-------- Given data --------

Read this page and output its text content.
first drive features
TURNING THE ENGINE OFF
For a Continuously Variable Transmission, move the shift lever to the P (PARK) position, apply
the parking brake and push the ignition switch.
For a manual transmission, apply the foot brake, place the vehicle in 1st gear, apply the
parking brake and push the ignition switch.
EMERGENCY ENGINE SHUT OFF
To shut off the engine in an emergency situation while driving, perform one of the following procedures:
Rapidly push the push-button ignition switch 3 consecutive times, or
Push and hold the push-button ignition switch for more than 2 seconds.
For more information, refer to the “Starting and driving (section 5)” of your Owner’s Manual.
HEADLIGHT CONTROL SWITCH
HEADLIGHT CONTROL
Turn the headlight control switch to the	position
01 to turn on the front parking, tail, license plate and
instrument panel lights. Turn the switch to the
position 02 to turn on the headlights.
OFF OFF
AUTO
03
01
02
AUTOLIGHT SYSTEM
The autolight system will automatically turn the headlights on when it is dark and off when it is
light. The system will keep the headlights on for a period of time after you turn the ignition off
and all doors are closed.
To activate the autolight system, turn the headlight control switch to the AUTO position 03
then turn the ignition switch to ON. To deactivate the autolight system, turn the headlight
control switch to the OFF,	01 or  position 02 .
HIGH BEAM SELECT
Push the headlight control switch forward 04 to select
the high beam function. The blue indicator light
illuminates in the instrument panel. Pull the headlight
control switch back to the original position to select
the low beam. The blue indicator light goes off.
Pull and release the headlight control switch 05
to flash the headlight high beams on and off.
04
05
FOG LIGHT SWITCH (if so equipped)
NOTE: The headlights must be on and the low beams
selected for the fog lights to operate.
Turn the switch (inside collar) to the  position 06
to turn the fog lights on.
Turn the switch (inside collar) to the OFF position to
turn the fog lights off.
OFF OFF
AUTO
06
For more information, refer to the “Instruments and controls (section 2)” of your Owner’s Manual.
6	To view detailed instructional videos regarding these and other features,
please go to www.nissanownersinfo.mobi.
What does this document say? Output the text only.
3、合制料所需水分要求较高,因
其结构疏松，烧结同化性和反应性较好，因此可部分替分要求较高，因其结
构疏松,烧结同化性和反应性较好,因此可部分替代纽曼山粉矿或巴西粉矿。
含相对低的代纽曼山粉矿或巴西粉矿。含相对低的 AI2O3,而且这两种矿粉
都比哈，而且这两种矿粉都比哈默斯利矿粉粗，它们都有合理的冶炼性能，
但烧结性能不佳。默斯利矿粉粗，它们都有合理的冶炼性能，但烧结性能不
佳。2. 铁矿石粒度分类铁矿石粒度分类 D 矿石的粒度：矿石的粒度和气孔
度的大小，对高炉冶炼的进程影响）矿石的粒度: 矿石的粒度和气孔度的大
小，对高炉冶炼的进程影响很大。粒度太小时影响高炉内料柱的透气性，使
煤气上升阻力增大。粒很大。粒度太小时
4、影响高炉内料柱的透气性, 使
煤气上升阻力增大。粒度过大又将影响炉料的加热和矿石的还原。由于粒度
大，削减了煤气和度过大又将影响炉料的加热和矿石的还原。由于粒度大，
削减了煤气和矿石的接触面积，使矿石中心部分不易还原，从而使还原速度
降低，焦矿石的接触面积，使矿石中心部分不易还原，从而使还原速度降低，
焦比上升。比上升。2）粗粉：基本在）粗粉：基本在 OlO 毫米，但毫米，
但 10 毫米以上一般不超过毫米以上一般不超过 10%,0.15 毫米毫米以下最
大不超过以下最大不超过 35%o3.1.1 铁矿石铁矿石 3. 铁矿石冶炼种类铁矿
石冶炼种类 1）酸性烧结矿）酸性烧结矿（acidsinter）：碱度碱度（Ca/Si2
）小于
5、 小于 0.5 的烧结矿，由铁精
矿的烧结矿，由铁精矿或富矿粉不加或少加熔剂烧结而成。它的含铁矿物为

--------

▶ Exercise: From the line holding "What does this" down to the final line above, quote every line exactly and only those lines.

▶ Answer in full:
What does this document say? Output the text only.
3、合制料所需水分要求较高,因
其结构疏松，烧结同化性和反应性较好，因此可部分替分要求较高，因其结
构疏松,烧结同化性和反应性较好,因此可部分替代纽曼山粉矿或巴西粉矿。
含相对低的代纽曼山粉矿或巴西粉矿。含相对低的 AI2O3,而且这两种矿粉
都比哈，而且这两种矿粉都比哈默斯利矿粉粗，它们都有合理的冶炼性能，
但烧结性能不佳。默斯利矿粉粗，它们都有合理的冶炼性能，但烧结性能不
佳。2. 铁矿石粒度分类铁矿石粒度分类 D 矿石的粒度：矿石的粒度和气孔
度的大小，对高炉冶炼的进程影响）矿石的粒度: 矿石的粒度和气孔度的大
小，对高炉冶炼的进程影响很大。粒度太小时影响高炉内料柱的透气性，使
煤气上升阻力增大。粒很大。粒度太小时
4、影响高炉内料柱的透气性, 使
煤气上升阻力增大。粒度过大又将影响炉料的加热和矿石的还原。由于粒度
大，削减了煤气和度过大又将影响炉料的加热和矿石的还原。由于粒度大，
削减了煤气和矿石的接触面积，使矿石中心部分不易还原，从而使还原速度
降低，焦矿石的接触面积，使矿石中心部分不易还原，从而使还原速度降低，
焦比上升。比上升。2）粗粉：基本在）粗粉：基本在 OlO 毫米，但毫米，
但 10 毫米以上一般不超过毫米以上一般不超过 10%,0.15 毫米毫米以下最
大不超过以下最大不超过 35%o3.1.1 铁矿石铁矿石 3. 铁矿石冶炼种类铁矿
石冶炼种类 1）酸性烧结矿）酸性烧结矿（acidsinter）：碱度碱度（Ca/Si2
）小于
5、 小于 0.5 的烧结矿，由铁精
矿的烧结矿，由铁精矿或富矿粉不加或少加熔剂烧结而成。它的含铁矿物为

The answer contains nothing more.